To do: Extract each line from the entries below that has the string "图中所示操作错误" in it.
____
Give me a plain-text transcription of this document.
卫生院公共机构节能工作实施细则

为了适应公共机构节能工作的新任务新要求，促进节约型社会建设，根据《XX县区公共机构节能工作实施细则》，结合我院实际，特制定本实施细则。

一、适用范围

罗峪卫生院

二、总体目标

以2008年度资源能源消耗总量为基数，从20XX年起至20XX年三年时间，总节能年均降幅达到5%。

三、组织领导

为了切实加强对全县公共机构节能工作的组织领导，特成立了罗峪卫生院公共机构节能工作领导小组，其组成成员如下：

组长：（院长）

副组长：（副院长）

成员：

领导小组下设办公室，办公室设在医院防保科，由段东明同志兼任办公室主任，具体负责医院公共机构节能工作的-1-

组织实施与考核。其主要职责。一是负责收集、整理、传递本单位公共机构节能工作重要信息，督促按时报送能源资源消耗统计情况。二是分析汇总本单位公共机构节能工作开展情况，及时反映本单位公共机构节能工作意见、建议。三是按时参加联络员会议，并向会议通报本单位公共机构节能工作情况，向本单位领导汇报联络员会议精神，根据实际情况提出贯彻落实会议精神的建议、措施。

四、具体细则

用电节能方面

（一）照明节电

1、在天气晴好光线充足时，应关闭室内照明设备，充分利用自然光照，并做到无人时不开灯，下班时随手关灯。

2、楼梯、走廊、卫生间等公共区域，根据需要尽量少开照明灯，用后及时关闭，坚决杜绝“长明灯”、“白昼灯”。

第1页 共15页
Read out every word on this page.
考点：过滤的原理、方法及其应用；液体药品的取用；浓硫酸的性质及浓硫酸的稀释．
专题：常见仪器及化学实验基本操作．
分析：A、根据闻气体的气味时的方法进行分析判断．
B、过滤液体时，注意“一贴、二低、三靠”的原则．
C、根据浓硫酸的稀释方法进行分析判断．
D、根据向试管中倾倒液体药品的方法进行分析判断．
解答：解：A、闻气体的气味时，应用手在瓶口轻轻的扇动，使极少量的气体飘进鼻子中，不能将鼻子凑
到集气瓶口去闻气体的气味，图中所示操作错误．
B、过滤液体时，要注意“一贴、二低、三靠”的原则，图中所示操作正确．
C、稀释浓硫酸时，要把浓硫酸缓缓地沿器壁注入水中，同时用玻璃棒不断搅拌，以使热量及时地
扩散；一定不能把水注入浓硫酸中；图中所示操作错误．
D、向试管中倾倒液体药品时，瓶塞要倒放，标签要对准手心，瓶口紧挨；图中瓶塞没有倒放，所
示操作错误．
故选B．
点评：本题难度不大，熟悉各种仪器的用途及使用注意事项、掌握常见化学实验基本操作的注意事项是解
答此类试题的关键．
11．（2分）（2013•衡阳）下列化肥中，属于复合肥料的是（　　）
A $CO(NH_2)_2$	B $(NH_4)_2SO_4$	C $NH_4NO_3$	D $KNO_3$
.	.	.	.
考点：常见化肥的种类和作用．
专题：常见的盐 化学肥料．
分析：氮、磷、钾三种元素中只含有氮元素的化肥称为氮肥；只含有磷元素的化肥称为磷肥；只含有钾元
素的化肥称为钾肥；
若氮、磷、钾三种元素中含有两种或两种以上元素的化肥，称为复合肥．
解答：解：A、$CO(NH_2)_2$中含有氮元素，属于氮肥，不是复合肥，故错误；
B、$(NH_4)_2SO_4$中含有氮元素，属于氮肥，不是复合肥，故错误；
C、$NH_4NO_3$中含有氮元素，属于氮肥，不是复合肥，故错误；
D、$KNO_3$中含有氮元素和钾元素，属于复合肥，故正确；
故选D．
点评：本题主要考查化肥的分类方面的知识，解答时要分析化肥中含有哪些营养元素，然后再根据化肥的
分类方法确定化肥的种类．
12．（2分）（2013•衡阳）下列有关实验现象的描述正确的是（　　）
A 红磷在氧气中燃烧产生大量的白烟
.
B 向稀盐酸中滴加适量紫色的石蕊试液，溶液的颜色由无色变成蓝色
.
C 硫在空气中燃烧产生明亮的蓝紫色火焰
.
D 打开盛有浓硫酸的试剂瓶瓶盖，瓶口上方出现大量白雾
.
____
Result for this task:
到集气瓶口去闻气体的气味，图中所示操作错误．
扩散；一定不能把水注入浓硫酸中；图中所示操作错误．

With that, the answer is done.